## [WHAT IS BEING ASKED]
Read the listing and extract each line that includes the word "resultados".

Dataset entries on figures
[Begin]
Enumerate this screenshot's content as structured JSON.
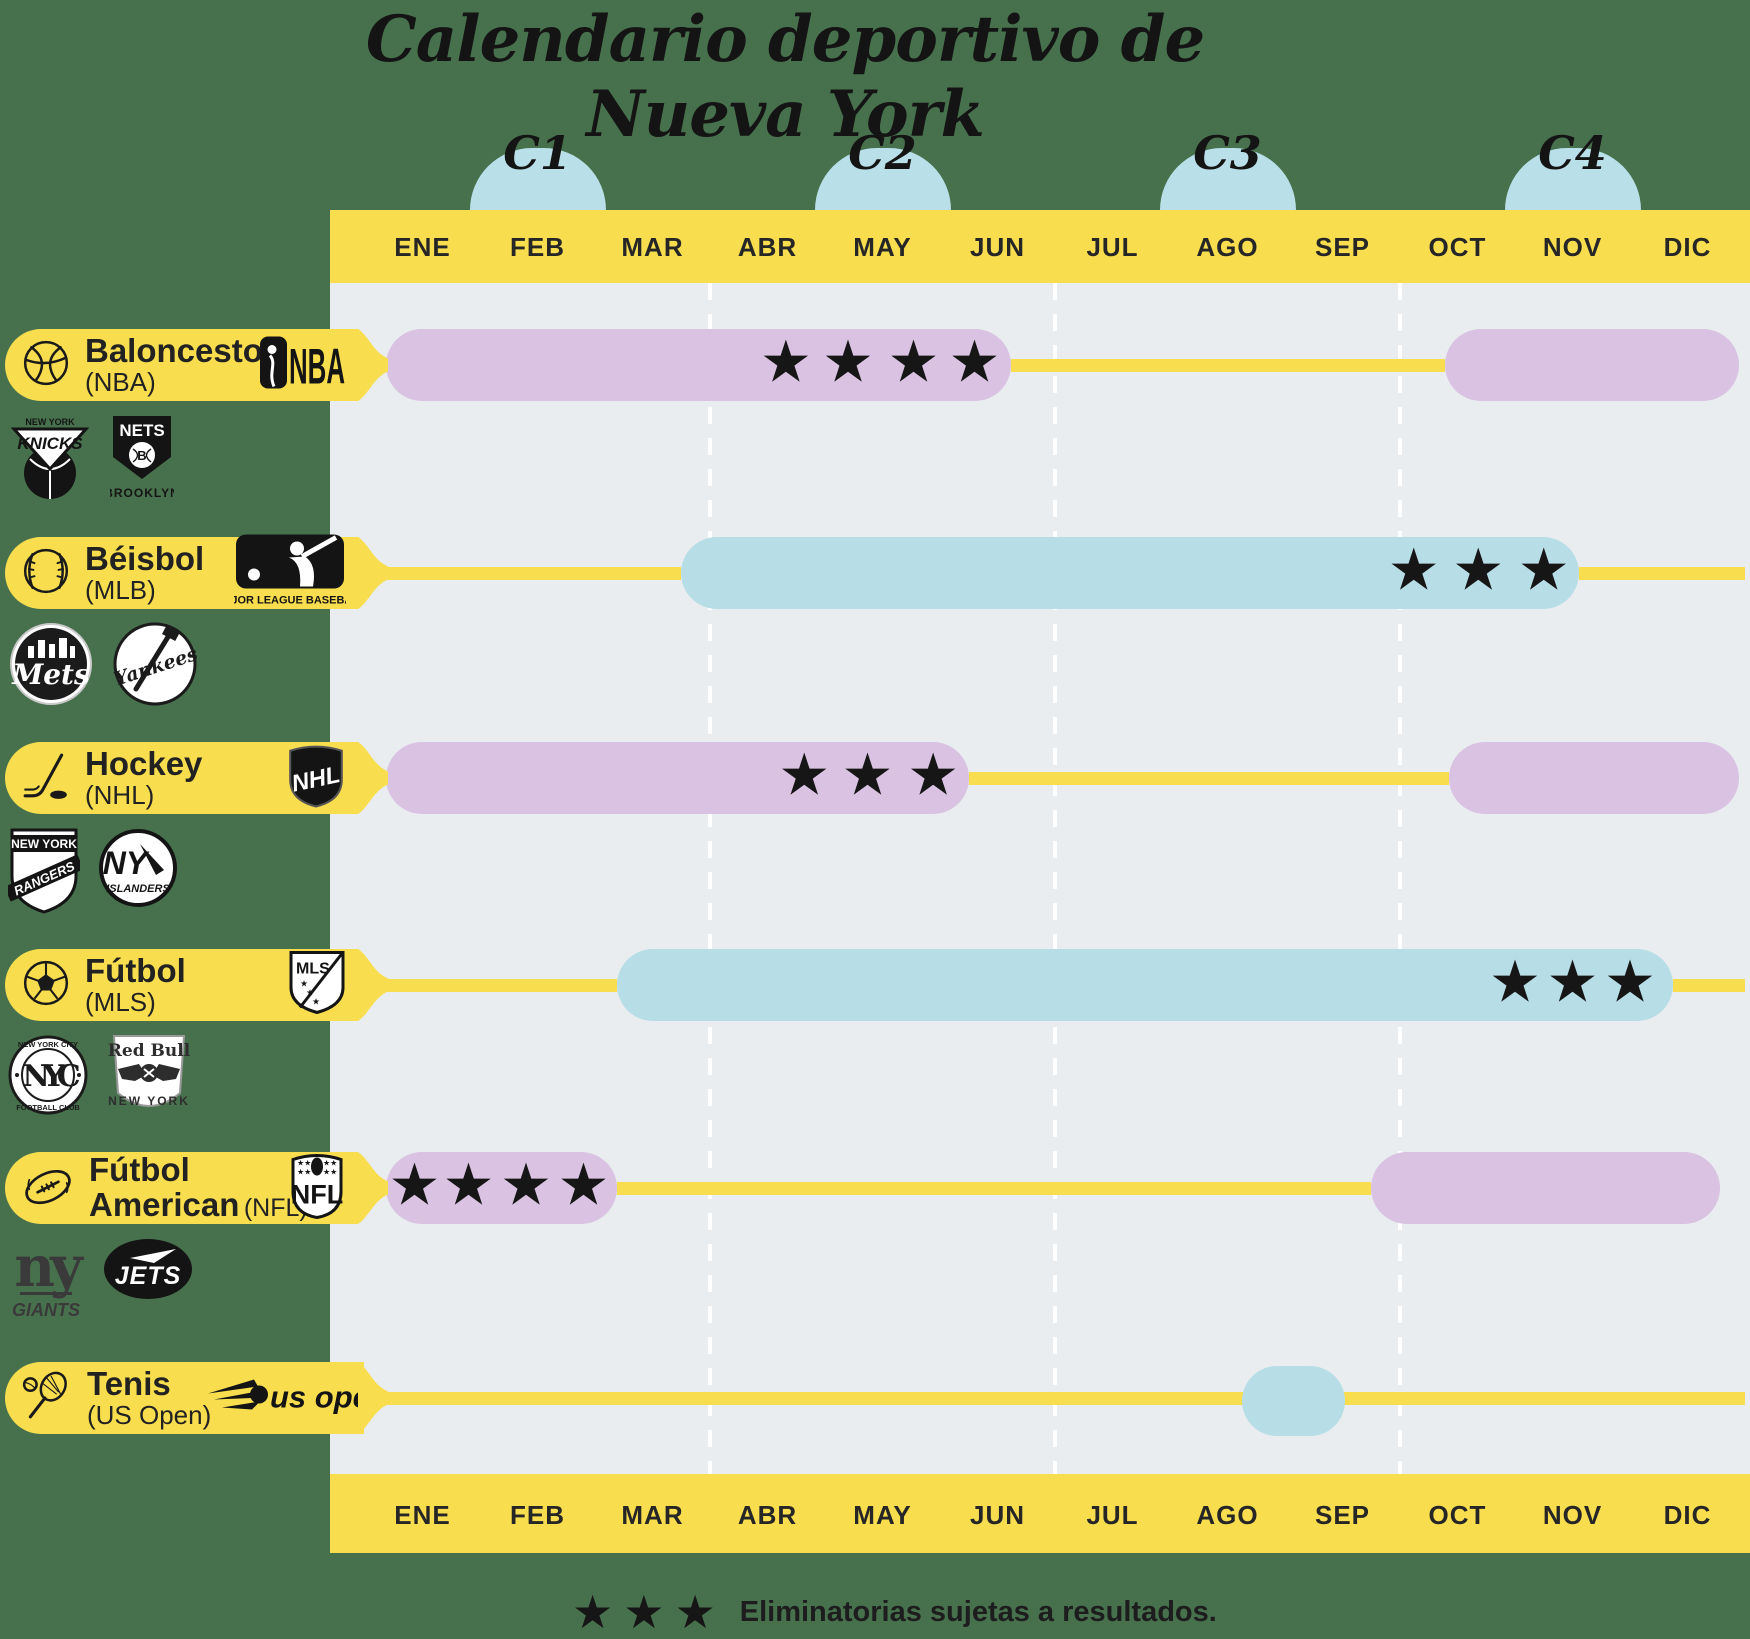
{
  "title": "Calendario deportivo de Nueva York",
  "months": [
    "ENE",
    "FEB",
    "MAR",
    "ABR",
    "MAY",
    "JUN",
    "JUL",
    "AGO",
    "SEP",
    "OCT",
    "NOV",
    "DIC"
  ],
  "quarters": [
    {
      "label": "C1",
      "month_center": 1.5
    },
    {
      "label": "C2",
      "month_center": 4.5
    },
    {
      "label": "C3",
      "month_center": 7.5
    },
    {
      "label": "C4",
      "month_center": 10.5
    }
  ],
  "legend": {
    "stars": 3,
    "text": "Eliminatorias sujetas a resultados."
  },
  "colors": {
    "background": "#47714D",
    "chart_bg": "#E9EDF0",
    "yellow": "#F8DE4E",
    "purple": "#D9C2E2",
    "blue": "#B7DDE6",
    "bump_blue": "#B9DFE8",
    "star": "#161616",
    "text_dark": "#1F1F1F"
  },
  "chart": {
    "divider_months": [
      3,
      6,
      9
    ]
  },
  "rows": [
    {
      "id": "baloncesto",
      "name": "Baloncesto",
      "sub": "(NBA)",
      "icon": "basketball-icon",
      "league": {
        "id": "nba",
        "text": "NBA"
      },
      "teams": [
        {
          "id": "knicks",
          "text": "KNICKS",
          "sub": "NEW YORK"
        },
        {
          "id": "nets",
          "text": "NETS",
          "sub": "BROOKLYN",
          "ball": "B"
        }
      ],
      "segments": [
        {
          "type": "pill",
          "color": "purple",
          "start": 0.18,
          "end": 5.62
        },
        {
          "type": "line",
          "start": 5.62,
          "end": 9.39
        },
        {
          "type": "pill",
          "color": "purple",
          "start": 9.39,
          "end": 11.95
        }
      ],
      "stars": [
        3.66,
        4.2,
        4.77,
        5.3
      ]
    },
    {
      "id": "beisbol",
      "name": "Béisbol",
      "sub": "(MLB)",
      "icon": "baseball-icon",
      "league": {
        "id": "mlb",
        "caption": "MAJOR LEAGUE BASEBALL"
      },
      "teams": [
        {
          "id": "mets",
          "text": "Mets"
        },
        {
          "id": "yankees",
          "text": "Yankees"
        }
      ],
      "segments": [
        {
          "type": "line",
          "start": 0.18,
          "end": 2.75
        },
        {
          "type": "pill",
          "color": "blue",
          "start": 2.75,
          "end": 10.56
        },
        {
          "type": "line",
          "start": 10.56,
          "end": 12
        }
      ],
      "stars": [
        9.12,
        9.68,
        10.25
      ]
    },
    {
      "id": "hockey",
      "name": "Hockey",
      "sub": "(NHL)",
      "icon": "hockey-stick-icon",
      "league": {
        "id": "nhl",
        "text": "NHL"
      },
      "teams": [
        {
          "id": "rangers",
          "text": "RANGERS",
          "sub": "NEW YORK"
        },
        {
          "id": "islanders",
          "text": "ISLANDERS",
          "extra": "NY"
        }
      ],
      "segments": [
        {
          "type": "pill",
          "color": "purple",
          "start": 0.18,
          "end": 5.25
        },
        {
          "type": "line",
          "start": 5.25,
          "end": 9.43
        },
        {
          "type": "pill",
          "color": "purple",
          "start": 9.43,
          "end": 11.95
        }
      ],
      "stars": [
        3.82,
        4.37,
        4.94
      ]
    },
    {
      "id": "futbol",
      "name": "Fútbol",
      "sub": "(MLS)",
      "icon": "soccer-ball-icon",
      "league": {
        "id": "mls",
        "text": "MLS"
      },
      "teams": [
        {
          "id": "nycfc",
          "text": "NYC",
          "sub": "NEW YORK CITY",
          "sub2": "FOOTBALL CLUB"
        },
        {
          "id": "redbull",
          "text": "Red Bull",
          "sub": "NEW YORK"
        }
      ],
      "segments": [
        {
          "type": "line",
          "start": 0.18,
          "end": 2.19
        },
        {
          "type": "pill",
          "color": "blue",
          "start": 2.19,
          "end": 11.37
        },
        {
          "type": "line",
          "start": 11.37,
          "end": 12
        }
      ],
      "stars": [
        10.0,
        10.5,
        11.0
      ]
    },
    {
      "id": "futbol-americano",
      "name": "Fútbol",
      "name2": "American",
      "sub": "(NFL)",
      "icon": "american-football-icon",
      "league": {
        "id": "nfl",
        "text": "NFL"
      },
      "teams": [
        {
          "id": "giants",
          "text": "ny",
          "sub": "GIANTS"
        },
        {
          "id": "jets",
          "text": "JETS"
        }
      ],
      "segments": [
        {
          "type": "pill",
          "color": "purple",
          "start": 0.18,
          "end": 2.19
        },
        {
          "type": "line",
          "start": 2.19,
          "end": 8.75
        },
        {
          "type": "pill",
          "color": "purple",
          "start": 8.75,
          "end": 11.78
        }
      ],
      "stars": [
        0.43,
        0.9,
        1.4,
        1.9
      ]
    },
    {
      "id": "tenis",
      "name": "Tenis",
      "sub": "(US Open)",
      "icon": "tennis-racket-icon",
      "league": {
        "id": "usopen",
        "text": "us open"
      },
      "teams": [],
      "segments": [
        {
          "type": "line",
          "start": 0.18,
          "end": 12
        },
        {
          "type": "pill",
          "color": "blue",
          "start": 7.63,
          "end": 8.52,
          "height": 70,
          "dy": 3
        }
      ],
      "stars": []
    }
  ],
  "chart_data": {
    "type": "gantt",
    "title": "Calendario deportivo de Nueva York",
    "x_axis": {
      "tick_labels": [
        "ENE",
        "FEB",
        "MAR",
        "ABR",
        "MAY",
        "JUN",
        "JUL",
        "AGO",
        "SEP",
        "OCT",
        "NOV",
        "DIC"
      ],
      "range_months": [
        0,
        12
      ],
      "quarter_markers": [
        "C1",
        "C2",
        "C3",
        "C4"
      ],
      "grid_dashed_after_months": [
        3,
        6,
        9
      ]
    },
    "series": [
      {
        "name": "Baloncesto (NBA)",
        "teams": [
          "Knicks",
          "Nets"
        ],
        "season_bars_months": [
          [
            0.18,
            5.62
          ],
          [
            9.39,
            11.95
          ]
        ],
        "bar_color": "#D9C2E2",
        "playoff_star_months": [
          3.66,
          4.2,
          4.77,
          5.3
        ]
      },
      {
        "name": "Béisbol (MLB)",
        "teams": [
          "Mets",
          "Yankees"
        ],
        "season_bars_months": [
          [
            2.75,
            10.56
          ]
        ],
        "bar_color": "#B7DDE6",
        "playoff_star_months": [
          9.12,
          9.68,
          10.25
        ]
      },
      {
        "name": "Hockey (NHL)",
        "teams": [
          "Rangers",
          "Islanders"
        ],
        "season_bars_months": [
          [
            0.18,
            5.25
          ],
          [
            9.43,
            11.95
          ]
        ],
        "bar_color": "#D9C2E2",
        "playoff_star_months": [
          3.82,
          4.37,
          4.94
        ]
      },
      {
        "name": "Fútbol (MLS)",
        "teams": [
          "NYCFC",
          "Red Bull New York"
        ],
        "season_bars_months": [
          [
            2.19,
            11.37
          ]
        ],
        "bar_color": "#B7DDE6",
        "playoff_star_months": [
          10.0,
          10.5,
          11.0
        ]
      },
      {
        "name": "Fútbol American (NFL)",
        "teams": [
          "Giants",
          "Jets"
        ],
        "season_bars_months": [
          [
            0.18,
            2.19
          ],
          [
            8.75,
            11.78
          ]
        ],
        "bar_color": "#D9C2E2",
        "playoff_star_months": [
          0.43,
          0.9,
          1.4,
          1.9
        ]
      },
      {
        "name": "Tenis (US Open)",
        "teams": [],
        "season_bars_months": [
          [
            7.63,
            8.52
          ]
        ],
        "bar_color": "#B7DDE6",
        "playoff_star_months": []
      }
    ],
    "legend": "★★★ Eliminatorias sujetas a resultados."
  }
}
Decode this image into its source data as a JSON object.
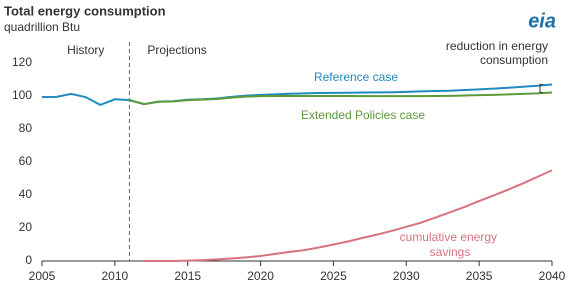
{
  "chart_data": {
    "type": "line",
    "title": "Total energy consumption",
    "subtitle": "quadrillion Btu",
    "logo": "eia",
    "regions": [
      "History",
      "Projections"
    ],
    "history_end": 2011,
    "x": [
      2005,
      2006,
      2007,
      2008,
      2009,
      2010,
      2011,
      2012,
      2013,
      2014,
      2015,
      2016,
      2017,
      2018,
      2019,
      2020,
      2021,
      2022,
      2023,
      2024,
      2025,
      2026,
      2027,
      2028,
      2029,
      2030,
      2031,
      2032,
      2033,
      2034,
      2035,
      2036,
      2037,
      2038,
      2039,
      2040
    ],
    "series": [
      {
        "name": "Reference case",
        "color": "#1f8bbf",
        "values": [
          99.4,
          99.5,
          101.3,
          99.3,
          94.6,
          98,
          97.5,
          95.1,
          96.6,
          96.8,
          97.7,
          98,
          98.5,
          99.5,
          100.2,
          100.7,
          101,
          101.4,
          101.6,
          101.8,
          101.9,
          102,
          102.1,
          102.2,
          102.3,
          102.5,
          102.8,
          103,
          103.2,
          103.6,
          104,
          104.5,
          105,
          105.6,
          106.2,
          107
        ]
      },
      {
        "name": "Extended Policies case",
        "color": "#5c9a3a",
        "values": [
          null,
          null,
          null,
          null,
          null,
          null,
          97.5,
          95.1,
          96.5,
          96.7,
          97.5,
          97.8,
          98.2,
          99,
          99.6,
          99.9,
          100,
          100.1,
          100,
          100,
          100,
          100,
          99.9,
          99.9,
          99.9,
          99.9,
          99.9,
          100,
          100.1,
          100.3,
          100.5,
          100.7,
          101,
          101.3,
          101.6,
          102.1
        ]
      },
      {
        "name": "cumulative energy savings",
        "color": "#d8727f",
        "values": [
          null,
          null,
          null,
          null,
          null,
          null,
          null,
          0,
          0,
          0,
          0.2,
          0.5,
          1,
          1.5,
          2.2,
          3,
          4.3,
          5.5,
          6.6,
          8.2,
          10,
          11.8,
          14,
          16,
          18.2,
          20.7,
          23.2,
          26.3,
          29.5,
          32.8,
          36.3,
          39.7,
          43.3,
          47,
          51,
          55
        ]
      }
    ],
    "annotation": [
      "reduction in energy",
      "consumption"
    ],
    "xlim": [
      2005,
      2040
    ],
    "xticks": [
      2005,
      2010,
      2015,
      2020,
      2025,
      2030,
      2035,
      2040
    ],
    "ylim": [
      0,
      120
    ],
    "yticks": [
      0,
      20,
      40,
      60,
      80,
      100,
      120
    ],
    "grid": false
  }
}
[End]
## [FINISHED TASK]
    "text": "Eliminatorias sujetas a resultados."
    "legend": "★★★ Eliminatorias sujetas a resultados."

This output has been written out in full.